▶ OPDRACHT 1
Beantwoord de volgende vragen over het debatfragment hieronder.
(a) Welke partij vertegenwoordigt de heer Bisschop?
(b) Door welk plafond dreigt de melkveesector volgens de heer Verhoeven heen te schieten?
(c) Op welke vraag moet de brief van de staatssecretaris volgens mevrouw Lodders ingaan?

▶ DOCUMENTFRAGMENT
Mevrouw Ouwehand (PvdD):

Eens. 

De heer Verhoeven (D66):

Als de melkveesector door zijn eigen fosfaatproductieplafond heen dreigt te schieten, is het echt tijd voor een debat. Steun dus van D66 voor het verzoek van mevrouw Ouwehand. 

Mevrouw Lodders (VVD):

Hierover hebben wij nog niet zo heel lang geleden nog gesproken, mede naar aanleiding van de motie van mevrouw Dik-Faber, waarover zij zojuist sprak. De VVD-fractie wil een brief van de staatssecretaris waarin zij ingaat op de planning: wanneer zal die motie zijn uitgevoerd? Als die informatie hier is, bepalen wij of er een debat dan wel iets anders nodig is. 

De heer Bisschop (SGP):

Dat lijkt mij de aangewezen weg. Wij vragen een brief met informatie van de staatssecretaris. Op het moment dat die informatie binnen is, bepalen wij of er een debat moet komen of niet. 

De heer De Graaf (PVV):

Geen steun vanuit de PVV-fractie. 

Mevrouw Dikkers (PvdA):

Wij steunen het verzoek om een brief, want dit bericht komt niet onverwachts. Wij kijken uit naar de brief. Wellicht kunnen wij daarna nog een debat voeren. 

De heer Geurts (CDA):

Eerst maar de brief. Verder sluit ik mij aan bij wat mevrouw Dik-Faber aangaf.

▶ OPDRACHT 2
Zet de rijen in de gegevensblokken om in een CSV met twee kolommen, invoer en uitvoer. Neem alles van de regel met "Where is each" tot en met de regel met "phonon-band <box>404 834 778 840</box>". Maak één CSV-rij per verzoek, zet elk veld tussen aanhalingstekens, vervang regeleinden door spaties en laat de afbeeldingen weg.

▶ GEGEVENSRIJEN
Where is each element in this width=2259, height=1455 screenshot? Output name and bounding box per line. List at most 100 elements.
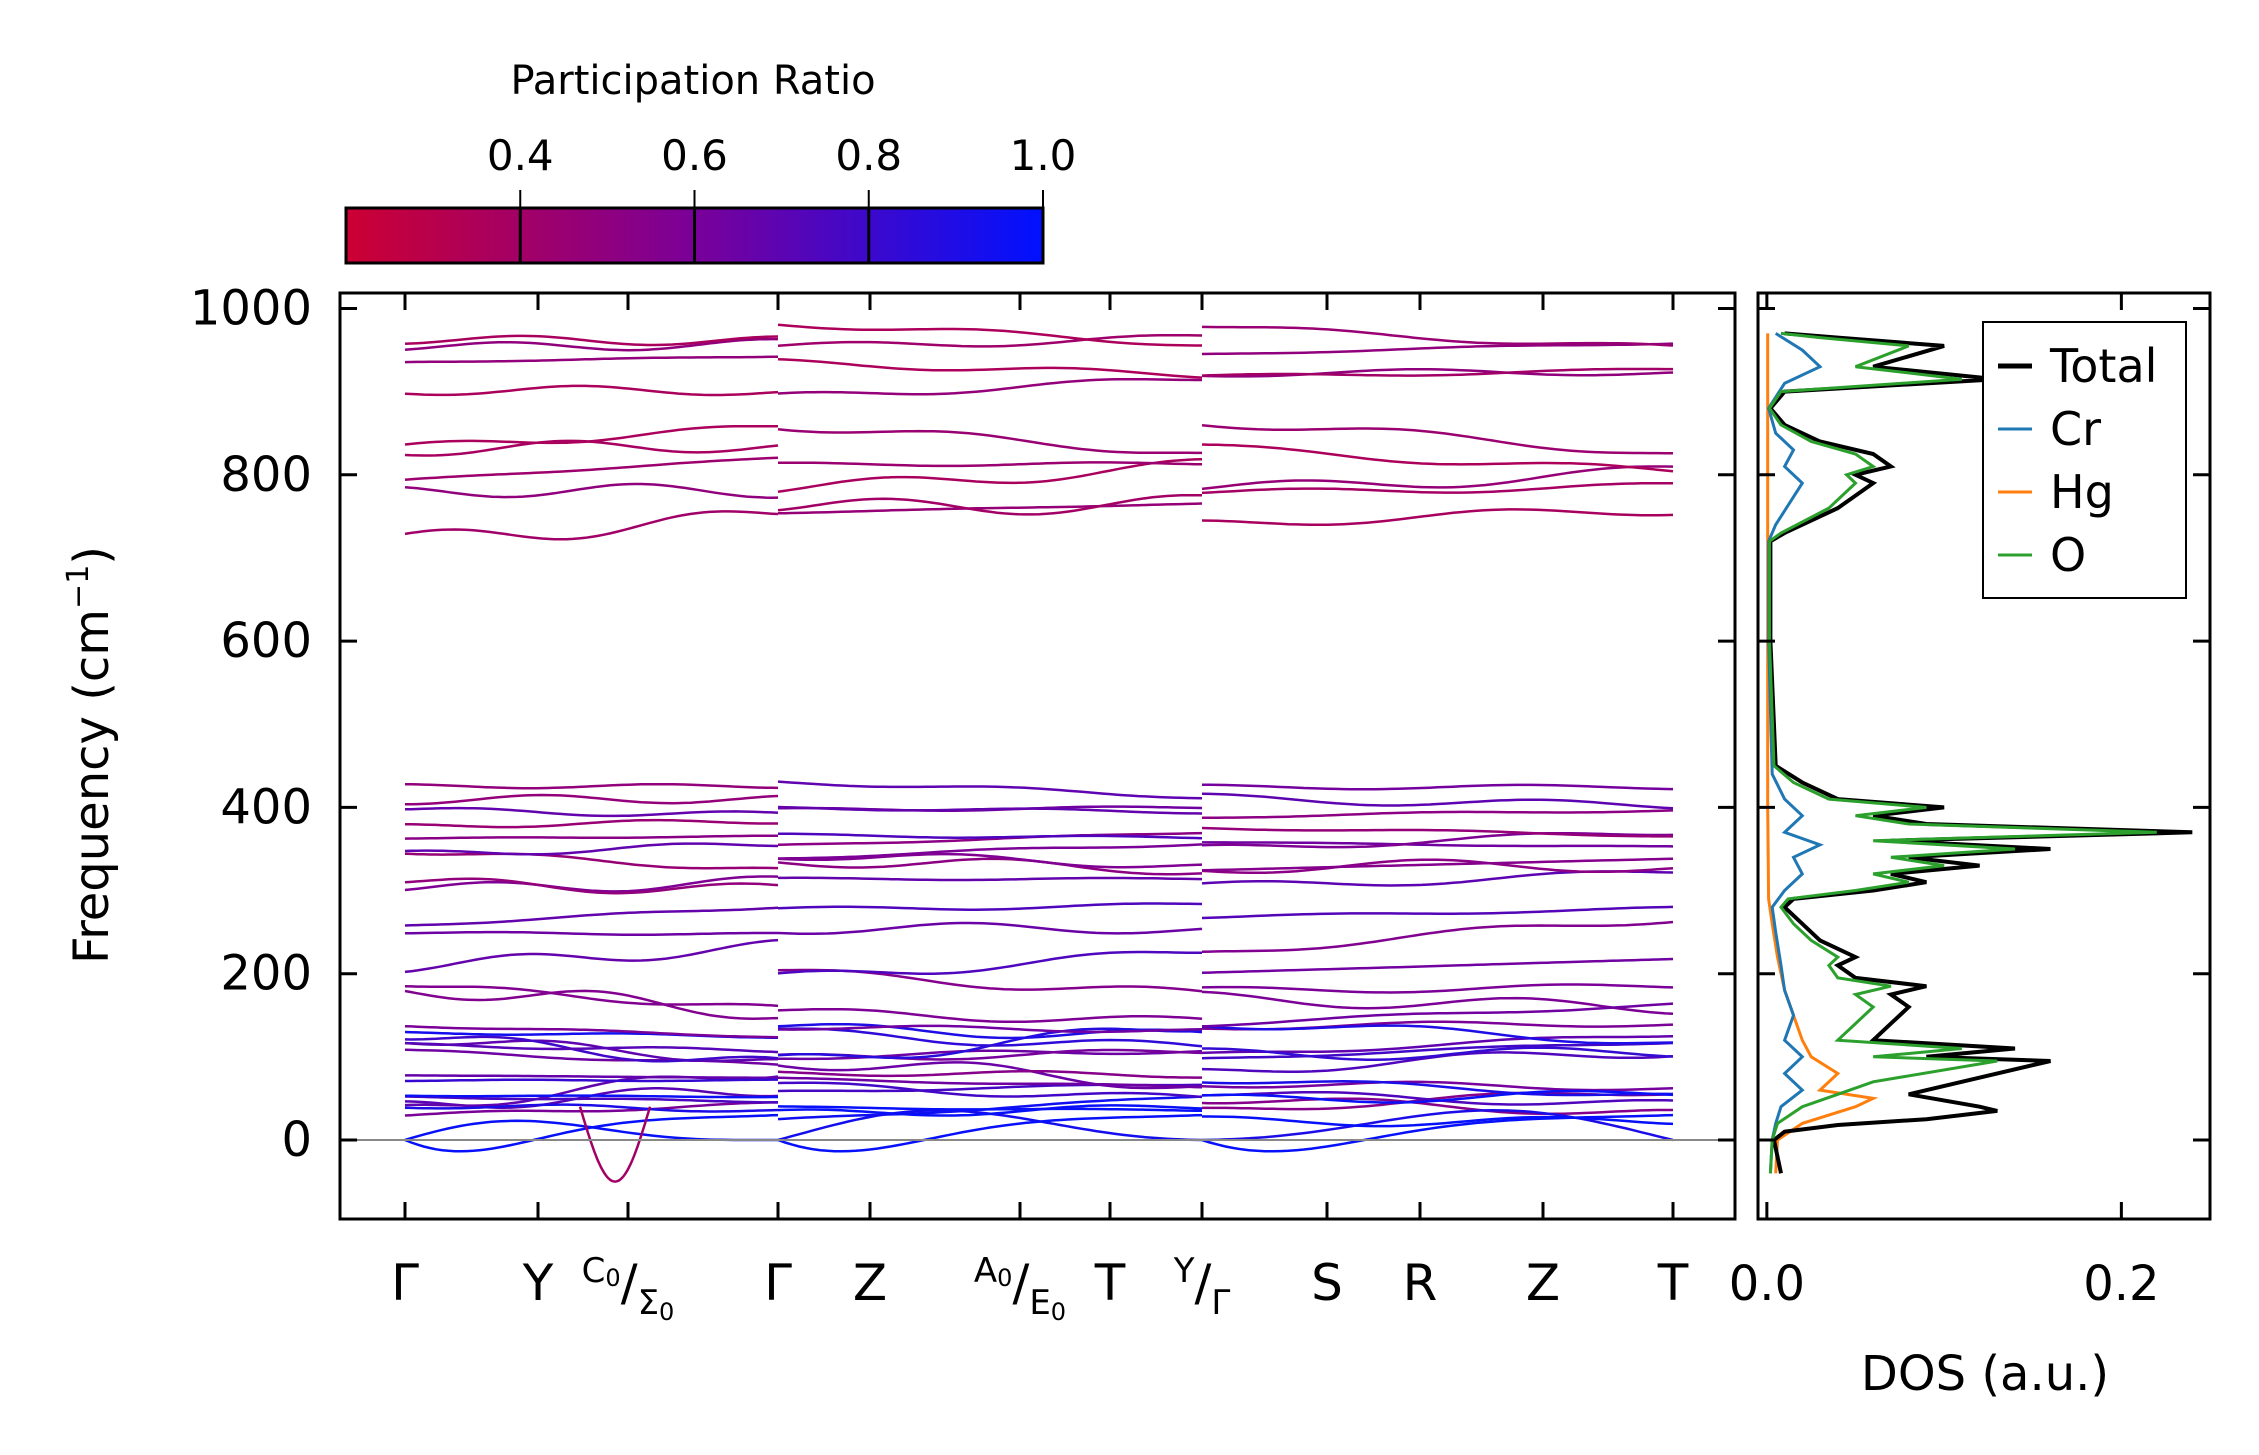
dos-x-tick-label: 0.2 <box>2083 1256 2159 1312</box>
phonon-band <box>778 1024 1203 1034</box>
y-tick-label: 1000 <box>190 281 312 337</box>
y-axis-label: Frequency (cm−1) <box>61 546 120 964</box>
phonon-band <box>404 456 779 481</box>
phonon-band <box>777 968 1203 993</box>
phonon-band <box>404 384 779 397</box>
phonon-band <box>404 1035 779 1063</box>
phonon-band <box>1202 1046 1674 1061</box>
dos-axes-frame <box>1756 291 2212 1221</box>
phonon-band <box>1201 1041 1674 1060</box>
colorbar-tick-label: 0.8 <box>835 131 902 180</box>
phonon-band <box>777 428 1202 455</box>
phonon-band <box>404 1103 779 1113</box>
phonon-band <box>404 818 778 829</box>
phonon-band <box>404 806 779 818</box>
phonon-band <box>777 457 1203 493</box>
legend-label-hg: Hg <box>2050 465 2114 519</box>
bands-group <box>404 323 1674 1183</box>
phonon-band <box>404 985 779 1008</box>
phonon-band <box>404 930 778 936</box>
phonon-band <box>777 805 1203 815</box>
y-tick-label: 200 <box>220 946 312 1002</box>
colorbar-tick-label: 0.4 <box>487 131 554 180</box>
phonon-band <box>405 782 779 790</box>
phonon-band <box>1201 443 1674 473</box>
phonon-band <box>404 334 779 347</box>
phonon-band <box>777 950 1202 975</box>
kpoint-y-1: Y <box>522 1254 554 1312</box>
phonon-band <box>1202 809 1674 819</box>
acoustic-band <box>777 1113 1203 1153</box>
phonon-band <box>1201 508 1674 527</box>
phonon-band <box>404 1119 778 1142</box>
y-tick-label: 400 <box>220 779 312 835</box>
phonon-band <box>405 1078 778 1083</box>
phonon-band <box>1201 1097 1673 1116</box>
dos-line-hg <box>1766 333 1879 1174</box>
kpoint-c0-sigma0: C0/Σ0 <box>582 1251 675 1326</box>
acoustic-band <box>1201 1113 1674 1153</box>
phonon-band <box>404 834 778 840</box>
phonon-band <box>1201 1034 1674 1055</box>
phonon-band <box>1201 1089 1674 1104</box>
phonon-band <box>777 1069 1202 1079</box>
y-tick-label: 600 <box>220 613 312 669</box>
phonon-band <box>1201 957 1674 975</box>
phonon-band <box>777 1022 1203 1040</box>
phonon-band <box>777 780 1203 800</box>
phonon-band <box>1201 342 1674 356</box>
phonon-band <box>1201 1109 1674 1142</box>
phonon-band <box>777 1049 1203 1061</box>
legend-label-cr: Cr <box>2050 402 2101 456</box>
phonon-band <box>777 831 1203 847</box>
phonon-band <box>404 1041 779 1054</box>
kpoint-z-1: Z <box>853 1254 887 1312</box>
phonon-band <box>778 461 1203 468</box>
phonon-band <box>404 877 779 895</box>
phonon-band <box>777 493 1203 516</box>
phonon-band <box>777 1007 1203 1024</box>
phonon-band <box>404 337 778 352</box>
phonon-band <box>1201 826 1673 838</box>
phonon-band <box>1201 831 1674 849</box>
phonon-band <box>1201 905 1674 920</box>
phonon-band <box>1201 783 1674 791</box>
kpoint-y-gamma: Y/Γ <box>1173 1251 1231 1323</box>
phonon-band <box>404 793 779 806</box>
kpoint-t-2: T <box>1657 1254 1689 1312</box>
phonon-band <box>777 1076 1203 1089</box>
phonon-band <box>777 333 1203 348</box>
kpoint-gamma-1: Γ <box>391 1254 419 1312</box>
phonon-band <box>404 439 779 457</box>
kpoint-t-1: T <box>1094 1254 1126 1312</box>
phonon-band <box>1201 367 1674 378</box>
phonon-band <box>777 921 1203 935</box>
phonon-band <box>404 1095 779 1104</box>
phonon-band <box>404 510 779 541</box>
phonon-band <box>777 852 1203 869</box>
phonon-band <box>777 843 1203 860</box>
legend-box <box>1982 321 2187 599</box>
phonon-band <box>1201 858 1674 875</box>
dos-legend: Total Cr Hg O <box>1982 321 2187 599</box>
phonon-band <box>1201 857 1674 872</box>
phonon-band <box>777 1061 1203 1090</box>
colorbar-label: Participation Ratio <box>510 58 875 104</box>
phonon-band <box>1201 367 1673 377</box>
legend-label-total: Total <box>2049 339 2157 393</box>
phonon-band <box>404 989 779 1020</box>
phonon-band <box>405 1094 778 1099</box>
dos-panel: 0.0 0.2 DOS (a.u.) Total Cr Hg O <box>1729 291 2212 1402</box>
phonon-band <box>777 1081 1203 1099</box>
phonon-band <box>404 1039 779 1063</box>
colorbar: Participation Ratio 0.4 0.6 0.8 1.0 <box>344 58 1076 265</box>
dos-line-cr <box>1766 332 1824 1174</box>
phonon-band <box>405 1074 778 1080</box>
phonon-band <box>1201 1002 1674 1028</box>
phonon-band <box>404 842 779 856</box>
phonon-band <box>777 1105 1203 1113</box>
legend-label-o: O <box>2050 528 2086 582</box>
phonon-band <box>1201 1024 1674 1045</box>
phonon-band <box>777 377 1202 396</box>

* * *

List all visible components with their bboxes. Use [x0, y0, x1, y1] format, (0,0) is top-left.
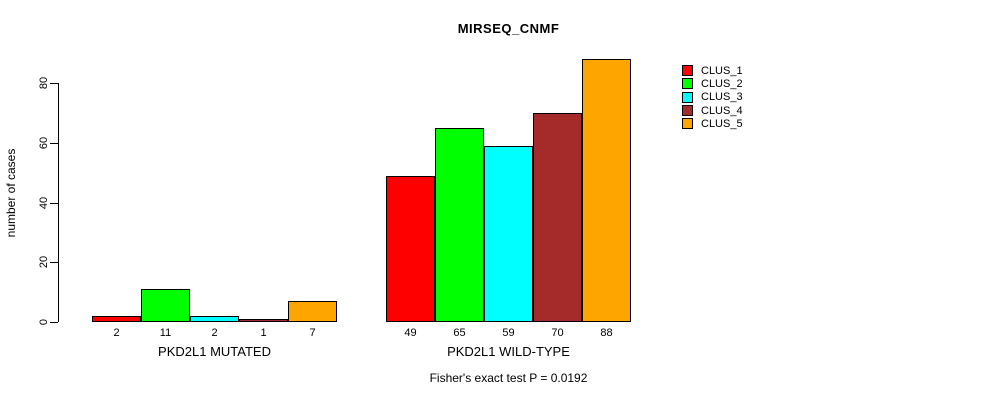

▶ UITWERKING 1
(a) De SGP.
(b) Door zijn eigen fosfaatproductieplafond.
(c) Op de planning: wanneer de motie van mevrouw Dik-Faber zal zijn uitgevoerd.

▶ UITWERKING 2
invoer,uitvoer
"Where is each element in this width=2259, height=1455 screenshot? Output name and bounding box per line. List at most 100 elements.","dos-x-tick-label: 0.2 <box>2083 1256 2159 1312</box> phonon-band <box>778 1024 1203 1034</box> y-tick-label: 1000 <box>190 281 312 337</box> y-axis-label: Frequency (cm−1) <box>61 546 120 964</box> phonon-band <box>404 456 779 481</box> phonon-band <box>777 968 1203 993</box> phonon-band <box>404 384 779 397</box> phonon-band <box>404 1035 779 1063</box> phonon-band <box>1202 1046 1674 1061</box> dos-axes-frame <box>1756 291 2212 1221</box> phonon-band <box>1201 1041 1674 1060</box> colorbar-tick-label: 0.8 <box>835 131 902 180</box> phonon-band <box>777 428 1202 455</box> phonon-band <box>404 1103 779 1113</box> phonon-band <box>404 818 778 829</box> phonon-band <box>404 806 779 818</box> phonon-band <box>777 457 1203 493</box> legend-label-hg: Hg <box>2050 465 2114 519</box> bands-group <box>404 323 1674 1183</box> phonon-band <box>404 985 779 1008</box> phonon-band <box>404 930 778 936</box> phonon-band <box>777 805 1203 815</box> y-tick-label: 200 <box>220 946 312 1002</box> colorbar-tick-label: 0.4 <box>487 131 554 180</box> phonon-band <box>405 782 779 790</box> phonon-band <box>1201 443 1674 473</box> phonon-band <box>404 334 779 347</box> phonon-band <box>777 950 1202 975</box> kpoint-y-1: Y <box>522 1254 554 1312</box> phonon-band <box>1202 809 1674 819</box> acoustic-band <box>777 1113 1203 1153</box> phonon-band <box>1201 508 1674 527</box> phonon-band <box>404 1119 778 1142</box> y-tick-label: 400 <box>220 779 312 835</box> phonon-band <box>405 1078 778 1083</box> phonon-band <box>1201 1097 1673 1116</box> dos-line-hg <box>1766 333 1879 1174</box> kpoint-c0-sigma0: C0/Σ0 <box>582 1251 675 1326</box> acoustic-band <box>1201 1113 1674 1153</box> phonon-band <box>404 834 778 840</box>"